WHAT TO WORK ON =
Extract from the listing each line in which the word "poſſet" appears.

— begin GIVEN DATA —

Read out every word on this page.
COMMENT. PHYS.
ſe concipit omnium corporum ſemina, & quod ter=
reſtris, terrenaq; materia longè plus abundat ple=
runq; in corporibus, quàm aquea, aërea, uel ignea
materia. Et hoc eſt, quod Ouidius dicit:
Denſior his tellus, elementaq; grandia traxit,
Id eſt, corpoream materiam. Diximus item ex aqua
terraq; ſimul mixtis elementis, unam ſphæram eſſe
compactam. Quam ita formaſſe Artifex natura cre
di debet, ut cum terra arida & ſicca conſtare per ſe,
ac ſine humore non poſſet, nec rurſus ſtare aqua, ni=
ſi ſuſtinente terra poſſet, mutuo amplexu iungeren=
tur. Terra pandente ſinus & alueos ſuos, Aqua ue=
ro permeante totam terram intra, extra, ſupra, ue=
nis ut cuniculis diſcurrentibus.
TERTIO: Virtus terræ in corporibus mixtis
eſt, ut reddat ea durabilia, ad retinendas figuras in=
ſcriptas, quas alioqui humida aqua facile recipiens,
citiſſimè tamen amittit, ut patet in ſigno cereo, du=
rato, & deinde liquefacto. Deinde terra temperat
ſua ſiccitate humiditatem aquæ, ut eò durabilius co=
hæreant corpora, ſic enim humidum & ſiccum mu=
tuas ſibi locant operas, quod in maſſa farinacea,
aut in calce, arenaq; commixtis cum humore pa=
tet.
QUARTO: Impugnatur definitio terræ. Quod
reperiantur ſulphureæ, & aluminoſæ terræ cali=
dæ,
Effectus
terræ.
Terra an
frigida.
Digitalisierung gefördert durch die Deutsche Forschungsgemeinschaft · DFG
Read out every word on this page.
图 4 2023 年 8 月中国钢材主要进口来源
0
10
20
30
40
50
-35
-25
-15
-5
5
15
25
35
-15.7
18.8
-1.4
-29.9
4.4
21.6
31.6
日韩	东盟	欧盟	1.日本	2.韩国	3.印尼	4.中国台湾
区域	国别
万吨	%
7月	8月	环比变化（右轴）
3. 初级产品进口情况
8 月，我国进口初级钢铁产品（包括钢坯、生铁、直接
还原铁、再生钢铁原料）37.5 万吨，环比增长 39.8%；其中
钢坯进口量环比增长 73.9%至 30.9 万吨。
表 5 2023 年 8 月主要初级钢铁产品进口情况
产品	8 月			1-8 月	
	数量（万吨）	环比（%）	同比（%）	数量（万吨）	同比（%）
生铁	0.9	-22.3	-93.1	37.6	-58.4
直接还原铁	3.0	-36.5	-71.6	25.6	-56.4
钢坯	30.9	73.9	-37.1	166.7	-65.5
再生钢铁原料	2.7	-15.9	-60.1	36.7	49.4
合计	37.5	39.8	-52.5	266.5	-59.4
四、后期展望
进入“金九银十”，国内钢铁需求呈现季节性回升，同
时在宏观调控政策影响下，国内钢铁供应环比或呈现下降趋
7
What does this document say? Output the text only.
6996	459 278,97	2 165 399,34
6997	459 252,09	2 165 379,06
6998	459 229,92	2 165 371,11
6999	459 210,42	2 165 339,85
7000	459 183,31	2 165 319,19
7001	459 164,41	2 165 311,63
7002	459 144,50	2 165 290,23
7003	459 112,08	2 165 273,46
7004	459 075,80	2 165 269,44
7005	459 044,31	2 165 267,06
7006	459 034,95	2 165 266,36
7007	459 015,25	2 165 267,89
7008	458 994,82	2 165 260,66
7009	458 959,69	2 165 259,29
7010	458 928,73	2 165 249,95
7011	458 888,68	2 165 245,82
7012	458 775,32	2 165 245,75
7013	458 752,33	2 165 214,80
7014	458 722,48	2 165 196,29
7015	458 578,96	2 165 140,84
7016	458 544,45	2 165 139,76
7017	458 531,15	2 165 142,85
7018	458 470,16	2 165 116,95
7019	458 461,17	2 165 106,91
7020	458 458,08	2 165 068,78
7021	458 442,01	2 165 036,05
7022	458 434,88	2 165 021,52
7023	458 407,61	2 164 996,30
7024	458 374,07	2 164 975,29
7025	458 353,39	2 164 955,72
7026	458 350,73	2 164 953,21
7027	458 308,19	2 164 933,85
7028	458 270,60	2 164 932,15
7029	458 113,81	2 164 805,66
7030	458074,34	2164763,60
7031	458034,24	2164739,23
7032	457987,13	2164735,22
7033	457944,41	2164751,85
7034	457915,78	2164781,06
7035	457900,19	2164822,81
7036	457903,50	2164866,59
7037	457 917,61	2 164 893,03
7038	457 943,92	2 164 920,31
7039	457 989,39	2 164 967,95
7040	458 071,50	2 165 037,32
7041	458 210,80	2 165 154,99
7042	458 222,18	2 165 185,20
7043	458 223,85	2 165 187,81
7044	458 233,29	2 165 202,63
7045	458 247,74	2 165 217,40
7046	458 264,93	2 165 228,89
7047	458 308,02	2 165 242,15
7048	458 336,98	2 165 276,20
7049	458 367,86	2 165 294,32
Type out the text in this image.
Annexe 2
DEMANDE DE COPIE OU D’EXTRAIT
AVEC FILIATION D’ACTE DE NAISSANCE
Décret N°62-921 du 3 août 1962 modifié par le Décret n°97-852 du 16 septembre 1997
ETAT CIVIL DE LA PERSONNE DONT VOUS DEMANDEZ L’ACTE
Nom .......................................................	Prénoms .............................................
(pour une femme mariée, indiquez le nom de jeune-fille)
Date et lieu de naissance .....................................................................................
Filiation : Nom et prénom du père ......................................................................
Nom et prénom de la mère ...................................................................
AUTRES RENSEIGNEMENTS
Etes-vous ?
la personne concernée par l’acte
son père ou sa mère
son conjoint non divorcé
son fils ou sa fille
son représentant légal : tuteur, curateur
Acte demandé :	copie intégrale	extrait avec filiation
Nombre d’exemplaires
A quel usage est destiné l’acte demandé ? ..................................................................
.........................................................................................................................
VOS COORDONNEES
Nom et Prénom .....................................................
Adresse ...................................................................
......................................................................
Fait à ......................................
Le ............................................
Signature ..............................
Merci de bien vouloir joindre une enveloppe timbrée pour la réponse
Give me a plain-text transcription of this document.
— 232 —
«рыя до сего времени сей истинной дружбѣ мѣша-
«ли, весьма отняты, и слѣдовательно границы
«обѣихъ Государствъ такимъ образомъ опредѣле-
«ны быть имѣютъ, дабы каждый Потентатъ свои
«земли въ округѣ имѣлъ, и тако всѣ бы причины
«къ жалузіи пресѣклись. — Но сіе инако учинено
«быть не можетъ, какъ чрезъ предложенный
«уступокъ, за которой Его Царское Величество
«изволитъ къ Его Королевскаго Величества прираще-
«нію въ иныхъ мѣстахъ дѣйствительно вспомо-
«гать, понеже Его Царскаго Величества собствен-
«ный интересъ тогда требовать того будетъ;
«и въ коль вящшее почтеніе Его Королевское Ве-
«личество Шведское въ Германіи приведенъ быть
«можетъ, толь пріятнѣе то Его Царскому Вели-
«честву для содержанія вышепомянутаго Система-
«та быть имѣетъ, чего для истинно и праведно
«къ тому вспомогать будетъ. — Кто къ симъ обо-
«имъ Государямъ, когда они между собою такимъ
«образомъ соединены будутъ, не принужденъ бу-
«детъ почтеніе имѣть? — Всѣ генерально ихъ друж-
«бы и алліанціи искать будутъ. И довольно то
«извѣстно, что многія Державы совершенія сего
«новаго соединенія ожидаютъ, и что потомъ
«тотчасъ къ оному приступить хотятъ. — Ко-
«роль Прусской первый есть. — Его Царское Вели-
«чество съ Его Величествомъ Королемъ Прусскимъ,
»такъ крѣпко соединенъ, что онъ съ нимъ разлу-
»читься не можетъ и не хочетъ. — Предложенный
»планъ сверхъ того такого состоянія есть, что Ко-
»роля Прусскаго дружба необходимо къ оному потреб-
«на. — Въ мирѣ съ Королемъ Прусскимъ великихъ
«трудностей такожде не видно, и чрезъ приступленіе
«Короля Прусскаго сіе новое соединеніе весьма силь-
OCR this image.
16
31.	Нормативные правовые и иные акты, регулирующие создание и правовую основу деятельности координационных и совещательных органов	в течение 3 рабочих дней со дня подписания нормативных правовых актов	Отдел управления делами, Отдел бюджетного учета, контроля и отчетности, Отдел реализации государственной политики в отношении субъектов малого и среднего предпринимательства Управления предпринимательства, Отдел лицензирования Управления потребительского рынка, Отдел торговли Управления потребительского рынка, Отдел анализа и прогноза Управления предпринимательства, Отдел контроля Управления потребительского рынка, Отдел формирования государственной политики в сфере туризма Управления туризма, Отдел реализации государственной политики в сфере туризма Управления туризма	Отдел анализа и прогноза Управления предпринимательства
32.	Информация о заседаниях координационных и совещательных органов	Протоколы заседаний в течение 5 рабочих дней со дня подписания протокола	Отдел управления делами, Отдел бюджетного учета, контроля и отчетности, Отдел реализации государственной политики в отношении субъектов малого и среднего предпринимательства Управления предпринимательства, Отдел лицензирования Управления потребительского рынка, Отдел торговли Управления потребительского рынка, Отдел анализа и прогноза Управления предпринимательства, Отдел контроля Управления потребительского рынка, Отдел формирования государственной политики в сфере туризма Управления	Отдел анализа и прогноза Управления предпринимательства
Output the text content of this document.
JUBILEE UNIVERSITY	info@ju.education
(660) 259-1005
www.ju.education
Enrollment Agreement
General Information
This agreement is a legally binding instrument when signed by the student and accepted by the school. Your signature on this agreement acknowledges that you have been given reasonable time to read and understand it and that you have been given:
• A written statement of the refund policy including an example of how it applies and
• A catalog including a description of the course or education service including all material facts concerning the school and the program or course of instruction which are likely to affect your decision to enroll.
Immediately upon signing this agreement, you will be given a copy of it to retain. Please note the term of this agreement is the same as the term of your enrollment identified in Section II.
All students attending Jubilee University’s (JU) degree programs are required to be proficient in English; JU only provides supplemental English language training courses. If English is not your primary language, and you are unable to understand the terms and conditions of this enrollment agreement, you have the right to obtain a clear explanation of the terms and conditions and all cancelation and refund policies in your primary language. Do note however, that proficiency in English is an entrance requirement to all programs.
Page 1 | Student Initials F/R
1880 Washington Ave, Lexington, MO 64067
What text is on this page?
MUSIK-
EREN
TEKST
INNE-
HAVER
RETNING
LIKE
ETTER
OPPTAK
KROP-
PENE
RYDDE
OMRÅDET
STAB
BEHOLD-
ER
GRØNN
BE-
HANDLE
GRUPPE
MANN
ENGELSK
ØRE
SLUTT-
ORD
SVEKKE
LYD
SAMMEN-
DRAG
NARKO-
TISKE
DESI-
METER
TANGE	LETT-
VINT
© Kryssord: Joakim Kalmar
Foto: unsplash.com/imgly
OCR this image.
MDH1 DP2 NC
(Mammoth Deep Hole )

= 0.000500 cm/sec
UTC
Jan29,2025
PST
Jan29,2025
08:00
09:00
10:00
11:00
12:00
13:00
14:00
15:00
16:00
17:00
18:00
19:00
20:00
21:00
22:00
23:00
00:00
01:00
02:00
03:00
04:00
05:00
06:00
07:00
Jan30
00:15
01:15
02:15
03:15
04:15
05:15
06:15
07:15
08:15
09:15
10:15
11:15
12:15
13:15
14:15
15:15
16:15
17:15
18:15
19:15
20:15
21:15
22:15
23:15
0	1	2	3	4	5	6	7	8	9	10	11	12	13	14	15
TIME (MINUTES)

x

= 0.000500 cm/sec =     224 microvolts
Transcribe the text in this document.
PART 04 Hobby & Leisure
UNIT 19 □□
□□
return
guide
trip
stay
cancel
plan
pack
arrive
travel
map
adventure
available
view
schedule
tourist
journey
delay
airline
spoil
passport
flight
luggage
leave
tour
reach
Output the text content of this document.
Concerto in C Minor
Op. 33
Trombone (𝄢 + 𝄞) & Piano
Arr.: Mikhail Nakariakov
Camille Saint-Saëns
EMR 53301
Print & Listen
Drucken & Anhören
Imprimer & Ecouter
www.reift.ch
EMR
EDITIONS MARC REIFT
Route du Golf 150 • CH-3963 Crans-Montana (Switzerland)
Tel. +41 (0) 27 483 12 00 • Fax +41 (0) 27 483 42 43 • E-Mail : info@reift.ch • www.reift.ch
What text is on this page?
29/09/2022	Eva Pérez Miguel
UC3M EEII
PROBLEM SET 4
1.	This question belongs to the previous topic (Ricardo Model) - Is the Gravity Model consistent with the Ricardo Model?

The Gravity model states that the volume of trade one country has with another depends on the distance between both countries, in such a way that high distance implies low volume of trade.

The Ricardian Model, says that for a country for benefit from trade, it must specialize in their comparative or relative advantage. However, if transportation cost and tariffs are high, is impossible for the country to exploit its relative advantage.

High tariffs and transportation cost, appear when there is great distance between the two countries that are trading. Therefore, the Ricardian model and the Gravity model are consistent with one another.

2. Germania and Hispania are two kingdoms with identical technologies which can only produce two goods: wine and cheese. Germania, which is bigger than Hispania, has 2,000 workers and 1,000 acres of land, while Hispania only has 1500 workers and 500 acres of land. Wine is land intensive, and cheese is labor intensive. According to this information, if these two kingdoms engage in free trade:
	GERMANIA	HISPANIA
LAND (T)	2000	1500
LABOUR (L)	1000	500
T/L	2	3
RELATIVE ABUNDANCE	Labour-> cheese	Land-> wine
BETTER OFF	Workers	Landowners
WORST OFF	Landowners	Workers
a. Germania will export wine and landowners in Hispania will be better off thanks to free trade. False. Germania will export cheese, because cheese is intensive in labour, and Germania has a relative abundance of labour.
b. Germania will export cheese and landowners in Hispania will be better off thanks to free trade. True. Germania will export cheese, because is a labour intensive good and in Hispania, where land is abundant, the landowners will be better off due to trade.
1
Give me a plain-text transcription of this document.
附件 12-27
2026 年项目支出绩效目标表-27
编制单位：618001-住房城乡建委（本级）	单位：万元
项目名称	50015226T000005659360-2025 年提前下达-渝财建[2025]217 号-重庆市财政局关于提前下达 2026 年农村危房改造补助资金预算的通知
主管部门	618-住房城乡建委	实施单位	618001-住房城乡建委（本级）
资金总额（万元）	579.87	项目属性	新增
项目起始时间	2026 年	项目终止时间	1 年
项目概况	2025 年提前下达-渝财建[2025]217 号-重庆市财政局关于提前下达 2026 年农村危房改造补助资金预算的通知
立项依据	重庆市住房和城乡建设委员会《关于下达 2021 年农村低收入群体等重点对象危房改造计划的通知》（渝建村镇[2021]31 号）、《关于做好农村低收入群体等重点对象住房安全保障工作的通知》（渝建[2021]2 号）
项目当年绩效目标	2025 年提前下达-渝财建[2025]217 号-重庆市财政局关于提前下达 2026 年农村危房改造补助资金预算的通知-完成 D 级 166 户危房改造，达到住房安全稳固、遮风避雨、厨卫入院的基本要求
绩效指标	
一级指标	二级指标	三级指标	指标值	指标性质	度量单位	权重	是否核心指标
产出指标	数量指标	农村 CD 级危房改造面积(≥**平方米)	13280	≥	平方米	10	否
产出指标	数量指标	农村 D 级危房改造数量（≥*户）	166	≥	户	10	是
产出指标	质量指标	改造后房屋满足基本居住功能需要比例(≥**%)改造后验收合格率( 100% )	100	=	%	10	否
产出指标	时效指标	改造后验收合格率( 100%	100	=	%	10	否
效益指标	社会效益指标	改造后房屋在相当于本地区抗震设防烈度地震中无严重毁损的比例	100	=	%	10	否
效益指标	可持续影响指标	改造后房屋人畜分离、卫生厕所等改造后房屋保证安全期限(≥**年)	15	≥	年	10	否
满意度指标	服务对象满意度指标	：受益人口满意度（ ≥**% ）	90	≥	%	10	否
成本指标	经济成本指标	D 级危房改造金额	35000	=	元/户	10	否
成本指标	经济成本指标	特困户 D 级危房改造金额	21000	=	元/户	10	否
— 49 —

— end GIVEN DATA —

FULL OUTPUT =
ac ſine humore non poſſet, nec rurſus ſtare aqua, ni=
ſi ſuſtinente terra poſſet, mutuo amplexu iungeren=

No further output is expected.